'''

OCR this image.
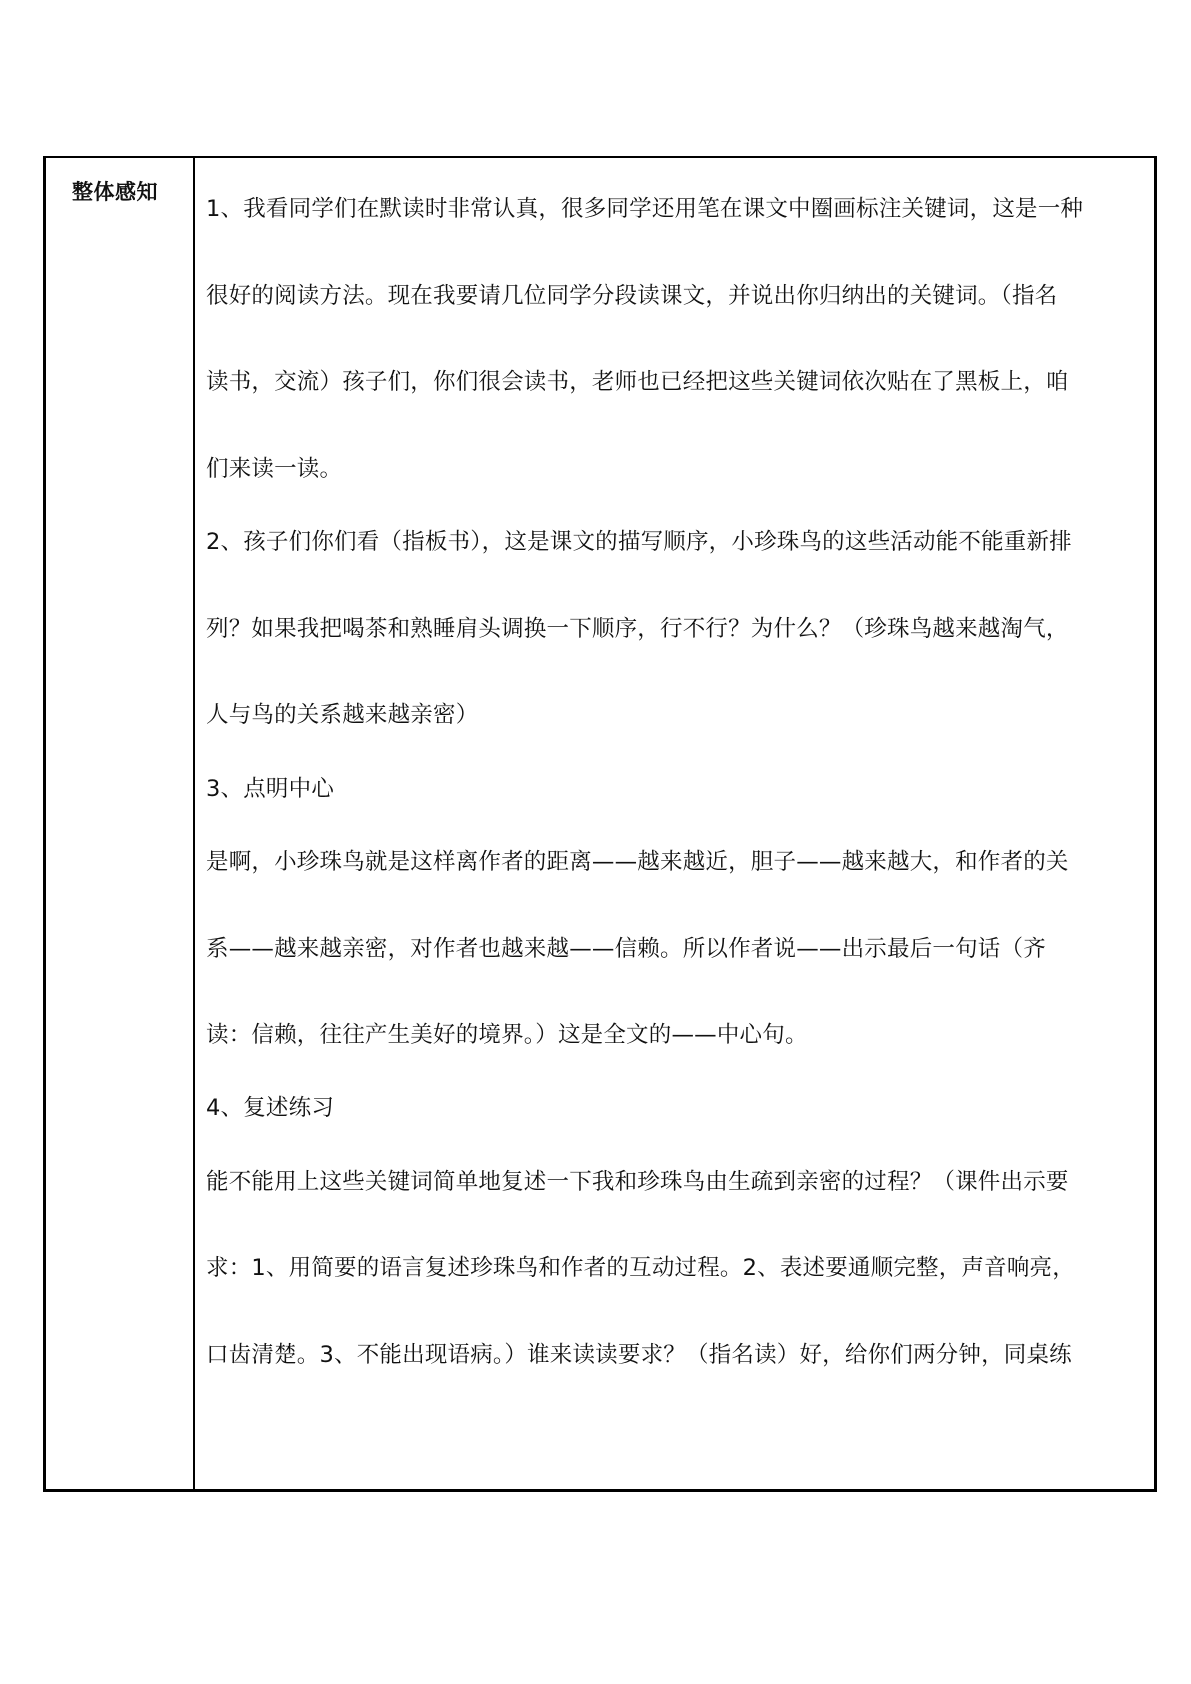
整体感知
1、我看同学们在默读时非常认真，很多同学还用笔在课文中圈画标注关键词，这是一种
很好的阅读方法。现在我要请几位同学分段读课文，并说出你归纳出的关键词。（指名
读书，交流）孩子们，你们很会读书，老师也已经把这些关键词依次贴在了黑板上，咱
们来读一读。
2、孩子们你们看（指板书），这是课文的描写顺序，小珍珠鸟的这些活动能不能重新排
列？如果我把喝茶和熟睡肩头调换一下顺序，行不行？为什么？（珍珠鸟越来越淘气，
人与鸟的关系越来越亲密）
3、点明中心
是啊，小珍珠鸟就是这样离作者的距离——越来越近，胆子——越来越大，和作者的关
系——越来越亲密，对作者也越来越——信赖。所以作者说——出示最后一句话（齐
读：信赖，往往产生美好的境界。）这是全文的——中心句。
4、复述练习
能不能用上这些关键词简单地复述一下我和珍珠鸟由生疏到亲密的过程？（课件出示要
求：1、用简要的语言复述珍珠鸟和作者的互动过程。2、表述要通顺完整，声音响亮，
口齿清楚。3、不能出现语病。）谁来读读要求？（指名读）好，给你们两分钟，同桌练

'''

_DO THIS_
Retype all of the entries exactly as written, leaving out any images.

_ANSWER IN FULL_
OCR this image.
整体感知
1、我看同学们在默读时非常认真，很多同学还用笔在课文中圈画标注关键词，这是一种
很好的阅读方法。现在我要请几位同学分段读课文，并说出你归纳出的关键词。（指名
读书，交流）孩子们，你们很会读书，老师也已经把这些关键词依次贴在了黑板上，咱
们来读一读。
2、孩子们你们看（指板书），这是课文的描写顺序，小珍珠鸟的这些活动能不能重新排
列？如果我把喝茶和熟睡肩头调换一下顺序，行不行？为什么？（珍珠鸟越来越淘气，
人与鸟的关系越来越亲密）
3、点明中心
是啊，小珍珠鸟就是这样离作者的距离——越来越近，胆子——越来越大，和作者的关
系——越来越亲密，对作者也越来越——信赖。所以作者说——出示最后一句话（齐
读：信赖，往往产生美好的境界。）这是全文的——中心句。
4、复述练习
能不能用上这些关键词简单地复述一下我和珍珠鸟由生疏到亲密的过程？（课件出示要
求：1、用简要的语言复述珍珠鸟和作者的互动过程。2、表述要通顺完整，声音响亮，
口齿清楚。3、不能出现语病。）谁来读读要求？（指名读）好，给你们两分钟，同桌练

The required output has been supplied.